What the task requires:
Return all the lines below in which the string "into" appears.
Exercise input: Begin
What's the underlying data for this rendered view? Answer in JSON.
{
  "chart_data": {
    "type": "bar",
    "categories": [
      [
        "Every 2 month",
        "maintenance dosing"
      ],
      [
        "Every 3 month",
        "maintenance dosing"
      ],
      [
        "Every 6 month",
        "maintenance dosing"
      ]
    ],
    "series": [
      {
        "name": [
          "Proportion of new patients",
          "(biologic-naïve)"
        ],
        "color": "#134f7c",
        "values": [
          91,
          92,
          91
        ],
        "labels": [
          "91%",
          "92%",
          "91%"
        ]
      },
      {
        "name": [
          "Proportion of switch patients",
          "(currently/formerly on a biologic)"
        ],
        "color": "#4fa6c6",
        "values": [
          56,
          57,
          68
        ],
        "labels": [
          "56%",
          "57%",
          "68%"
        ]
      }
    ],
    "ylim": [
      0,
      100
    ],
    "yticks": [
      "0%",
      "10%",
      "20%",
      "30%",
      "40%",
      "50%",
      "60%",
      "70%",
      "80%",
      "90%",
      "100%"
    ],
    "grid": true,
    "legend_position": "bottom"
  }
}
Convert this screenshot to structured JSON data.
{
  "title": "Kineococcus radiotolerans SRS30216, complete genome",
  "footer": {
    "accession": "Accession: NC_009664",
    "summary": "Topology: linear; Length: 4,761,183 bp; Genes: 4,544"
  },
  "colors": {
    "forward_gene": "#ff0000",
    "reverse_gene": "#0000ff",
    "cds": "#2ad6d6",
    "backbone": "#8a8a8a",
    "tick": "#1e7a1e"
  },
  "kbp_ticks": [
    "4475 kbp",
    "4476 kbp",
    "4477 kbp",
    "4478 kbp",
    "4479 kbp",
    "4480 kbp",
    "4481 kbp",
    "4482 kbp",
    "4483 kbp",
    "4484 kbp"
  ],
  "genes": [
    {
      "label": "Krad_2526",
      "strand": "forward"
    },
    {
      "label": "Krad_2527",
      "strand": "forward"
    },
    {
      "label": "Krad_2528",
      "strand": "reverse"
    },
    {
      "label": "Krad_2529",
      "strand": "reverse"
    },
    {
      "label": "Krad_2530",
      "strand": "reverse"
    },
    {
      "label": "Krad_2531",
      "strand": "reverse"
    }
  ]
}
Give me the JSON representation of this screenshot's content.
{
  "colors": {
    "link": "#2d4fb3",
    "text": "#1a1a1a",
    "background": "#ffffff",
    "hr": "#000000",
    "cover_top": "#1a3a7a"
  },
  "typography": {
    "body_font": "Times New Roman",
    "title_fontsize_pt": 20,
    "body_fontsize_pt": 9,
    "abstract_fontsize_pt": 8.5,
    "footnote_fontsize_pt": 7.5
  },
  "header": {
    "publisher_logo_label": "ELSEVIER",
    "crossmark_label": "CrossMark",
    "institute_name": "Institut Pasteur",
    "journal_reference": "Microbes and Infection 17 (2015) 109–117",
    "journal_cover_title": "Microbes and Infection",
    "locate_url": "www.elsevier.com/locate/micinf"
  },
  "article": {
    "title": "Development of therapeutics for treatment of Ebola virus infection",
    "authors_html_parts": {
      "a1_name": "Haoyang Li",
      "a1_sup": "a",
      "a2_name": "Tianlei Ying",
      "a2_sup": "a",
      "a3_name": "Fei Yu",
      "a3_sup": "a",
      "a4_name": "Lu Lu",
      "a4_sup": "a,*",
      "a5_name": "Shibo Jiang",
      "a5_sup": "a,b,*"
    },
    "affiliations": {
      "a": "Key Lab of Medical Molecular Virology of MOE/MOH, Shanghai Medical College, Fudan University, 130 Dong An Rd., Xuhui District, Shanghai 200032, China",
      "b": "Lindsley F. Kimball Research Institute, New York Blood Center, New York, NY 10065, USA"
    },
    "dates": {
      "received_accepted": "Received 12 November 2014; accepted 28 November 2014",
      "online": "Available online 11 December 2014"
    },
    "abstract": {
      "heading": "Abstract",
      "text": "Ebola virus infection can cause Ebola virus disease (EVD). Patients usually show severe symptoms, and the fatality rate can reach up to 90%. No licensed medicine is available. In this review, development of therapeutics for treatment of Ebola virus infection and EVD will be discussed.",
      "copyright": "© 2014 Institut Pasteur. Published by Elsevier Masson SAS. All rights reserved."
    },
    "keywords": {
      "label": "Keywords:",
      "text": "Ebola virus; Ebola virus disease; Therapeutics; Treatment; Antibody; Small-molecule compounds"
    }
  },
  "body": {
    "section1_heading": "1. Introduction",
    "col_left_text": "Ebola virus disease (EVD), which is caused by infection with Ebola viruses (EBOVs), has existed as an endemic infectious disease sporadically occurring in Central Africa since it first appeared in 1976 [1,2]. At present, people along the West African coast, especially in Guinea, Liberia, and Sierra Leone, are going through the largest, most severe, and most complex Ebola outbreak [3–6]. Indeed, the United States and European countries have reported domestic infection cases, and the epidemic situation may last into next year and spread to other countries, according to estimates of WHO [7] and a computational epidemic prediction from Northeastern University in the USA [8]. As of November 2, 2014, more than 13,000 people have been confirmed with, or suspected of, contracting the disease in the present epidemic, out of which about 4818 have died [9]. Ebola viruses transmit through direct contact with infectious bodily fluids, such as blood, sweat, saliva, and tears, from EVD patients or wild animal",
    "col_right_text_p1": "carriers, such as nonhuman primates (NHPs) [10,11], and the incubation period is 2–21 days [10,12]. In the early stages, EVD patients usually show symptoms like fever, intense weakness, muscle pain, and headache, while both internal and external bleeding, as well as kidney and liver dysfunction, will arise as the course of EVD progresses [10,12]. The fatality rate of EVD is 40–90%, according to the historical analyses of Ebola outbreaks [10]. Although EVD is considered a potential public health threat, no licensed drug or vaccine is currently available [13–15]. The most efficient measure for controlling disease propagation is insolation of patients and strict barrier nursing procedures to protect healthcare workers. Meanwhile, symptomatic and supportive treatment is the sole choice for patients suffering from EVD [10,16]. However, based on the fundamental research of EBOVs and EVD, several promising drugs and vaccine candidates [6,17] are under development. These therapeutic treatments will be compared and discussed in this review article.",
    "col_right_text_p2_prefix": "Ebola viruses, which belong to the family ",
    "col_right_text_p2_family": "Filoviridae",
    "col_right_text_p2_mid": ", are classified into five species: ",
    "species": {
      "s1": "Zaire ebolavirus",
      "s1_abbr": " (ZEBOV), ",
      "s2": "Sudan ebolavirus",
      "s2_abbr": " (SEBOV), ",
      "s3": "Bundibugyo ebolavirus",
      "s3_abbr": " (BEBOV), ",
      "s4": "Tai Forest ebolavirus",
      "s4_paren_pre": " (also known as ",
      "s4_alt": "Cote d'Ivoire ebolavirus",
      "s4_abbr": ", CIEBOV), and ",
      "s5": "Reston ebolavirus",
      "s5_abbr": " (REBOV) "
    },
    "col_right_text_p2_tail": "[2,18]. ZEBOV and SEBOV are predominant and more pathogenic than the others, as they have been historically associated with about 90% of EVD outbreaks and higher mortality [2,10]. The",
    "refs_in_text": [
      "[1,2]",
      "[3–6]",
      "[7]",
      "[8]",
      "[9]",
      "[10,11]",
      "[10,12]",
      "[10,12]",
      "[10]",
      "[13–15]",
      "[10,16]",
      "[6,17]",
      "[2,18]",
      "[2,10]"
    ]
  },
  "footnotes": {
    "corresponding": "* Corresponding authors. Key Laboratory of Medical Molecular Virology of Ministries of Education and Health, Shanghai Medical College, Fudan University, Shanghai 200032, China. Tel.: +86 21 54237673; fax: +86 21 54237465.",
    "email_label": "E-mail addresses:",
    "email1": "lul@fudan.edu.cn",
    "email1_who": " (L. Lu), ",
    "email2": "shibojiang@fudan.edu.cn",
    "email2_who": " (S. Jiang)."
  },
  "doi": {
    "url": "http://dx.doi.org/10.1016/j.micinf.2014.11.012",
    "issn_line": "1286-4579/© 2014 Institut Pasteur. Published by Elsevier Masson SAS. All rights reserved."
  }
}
Exercise input: End
Result of the task:
    "col_left_text": "Ebola virus disease (EVD), which is caused by infection with Ebola viruses (EBOVs), has existed as an endemic infectious disease sporadically occurring in Central Africa since it first appeared in 1976 [1,2]. At present, people along the West African coast, especially in Guinea, Liberia, and Sierra Leone, are going through the largest, most severe, and most complex Ebola outbreak [3–6]. Indeed, the United States and European countries have reported domestic infection cases, and the epidemic situation may last into next year and spread to other countries, according to estimates of WHO [7] and a computational epidemic prediction from Northeastern University in the USA [8]. As of November 2, 2014, more than 13,000 people have been confirmed with, or suspected of, contracting the disease in the present epidemic, out of which about 4818 have died [9]. Ebola viruses transmit through direct contact with infectious bodily fluids, such as blood, sweat, saliva, and tears, from EVD patients or wild animal",
    "col_right_text_p2_mid": ", are classified into five species: ",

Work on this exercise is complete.